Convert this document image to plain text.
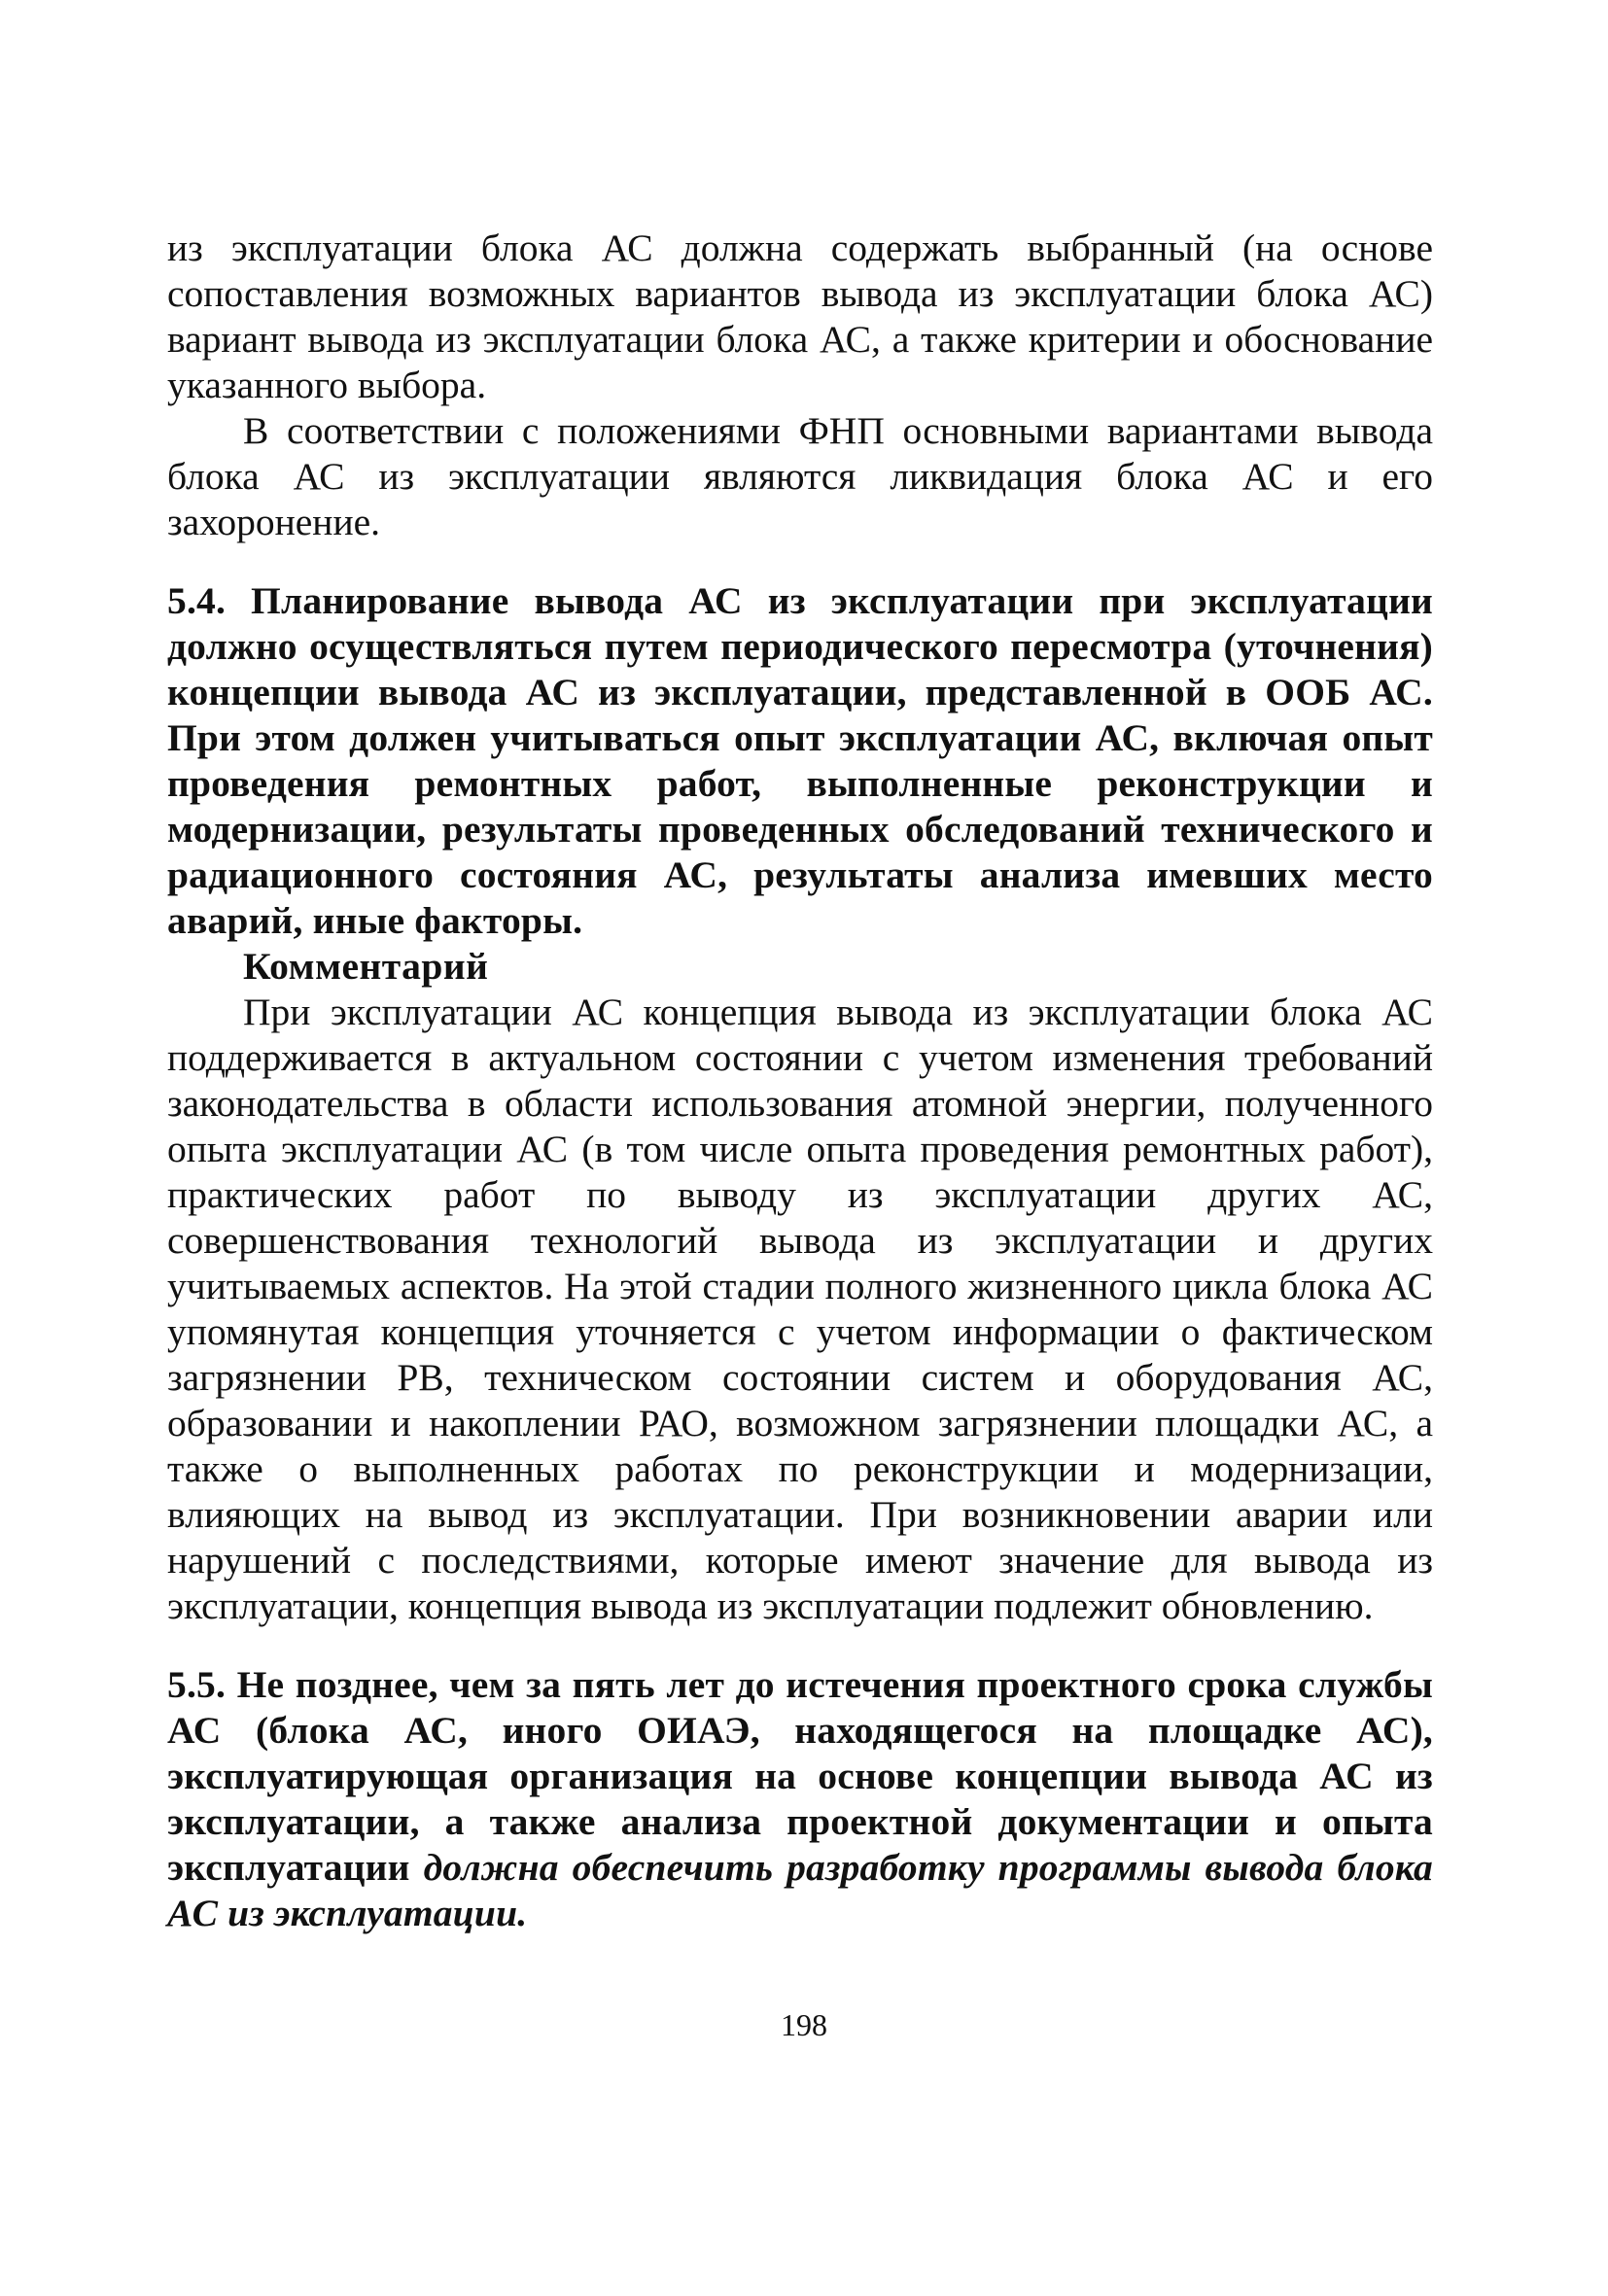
из эксплуатации блока АС должна содержать выбранный (на основе сопоставления возможных вариантов вывода из эксплуатации блока АС) вариант вывода из эксплуатации блока АС, а также критерии и обоснование указанного выбора.

В соответствии с положениями ФНП основными вариантами вывода блока АС из эксплуатации являются ликвидация блока АС и его захоронение.

5.4. Планирование вывода АС из эксплуатации при эксплуатации должно осуществляться путем периодического пересмотра (уточнения) концепции вывода АС из эксплуатации, представленной в ООБ АС. При этом должен учитываться опыт эксплуатации АС, включая опыт проведения ремонтных работ, выполненные реконструкции и модернизации, результаты проведенных обследований технического и радиационного состояния АС, результаты анализа имевших место аварий, иные факторы.

Комментарий

При эксплуатации АС концепция вывода из эксплуатации блока АС поддерживается в актуальном состоянии с учетом изменения требований законодательства в области использования атомной энергии, полученного опыта эксплуатации АС (в том числе опыта проведения ремонтных работ), практических работ по выводу из эксплуатации других АС, совершенствования технологий вывода из эксплуатации и других учитываемых аспектов. На этой стадии полного жизненного цикла блока АС упомянутая концепция уточняется с учетом информации о фактическом загрязнении РВ, техническом состоянии систем и оборудования АС, образовании и накоплении РАО, возможном загрязнении площадки АС, а также о выполненных работах по реконструкции и модернизации, влияющих на вывод из эксплуатации. При возникновении аварии или нарушений с последствиями, которые имеют значение для вывода из эксплуатации, концепция вывода из эксплуатации подлежит обновлению.

5.5. Не позднее, чем за пять лет до истечения проектного срока службы АС (блока АС, иного ОИАЭ, находящегося на площадке АС), эксплуатирующая организация на основе концепции вывода АС из эксплуатации, а также анализа проектной документации и опыта эксплуатации должна обеспечить разработку программы вывода блока АС из эксплуатации.

198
-=-=-=-=-
» Exercise requirements
Your copy should repeat each entry above exactly but contain no pictures.

» Finished exercise
Convert this document image to plain text.
из эксплуатации блока АС должна содержать выбранный (на основе сопоставления возможных вариантов вывода из эксплуатации блока АС) вариант вывода из эксплуатации блока АС, а также критерии и обоснование указанного выбора.

В соответствии с положениями ФНП основными вариантами вывода блока АС из эксплуатации являются ликвидация блока АС и его захоронение.

5.4. Планирование вывода АС из эксплуатации при эксплуатации должно осуществляться путем периодического пересмотра (уточнения) концепции вывода АС из эксплуатации, представленной в ООБ АС. При этом должен учитываться опыт эксплуатации АС, включая опыт проведения ремонтных работ, выполненные реконструкции и модернизации, результаты проведенных обследований технического и радиационного состояния АС, результаты анализа имевших место аварий, иные факторы.

Комментарий

При эксплуатации АС концепция вывода из эксплуатации блока АС поддерживается в актуальном состоянии с учетом изменения требований законодательства в области использования атомной энергии, полученного опыта эксплуатации АС (в том числе опыта проведения ремонтных работ), практических работ по выводу из эксплуатации других АС, совершенствования технологий вывода из эксплуатации и других учитываемых аспектов. На этой стадии полного жизненного цикла блока АС упомянутая концепция уточняется с учетом информации о фактическом загрязнении РВ, техническом состоянии систем и оборудования АС, образовании и накоплении РАО, возможном загрязнении площадки АС, а также о выполненных работах по реконструкции и модернизации, влияющих на вывод из эксплуатации. При возникновении аварии или нарушений с последствиями, которые имеют значение для вывода из эксплуатации, концепция вывода из эксплуатации подлежит обновлению.

5.5. Не позднее, чем за пять лет до истечения проектного срока службы АС (блока АС, иного ОИАЭ, находящегося на площадке АС), эксплуатирующая организация на основе концепции вывода АС из эксплуатации, а также анализа проектной документации и опыта эксплуатации должна обеспечить разработку программы вывода блока АС из эксплуатации.

198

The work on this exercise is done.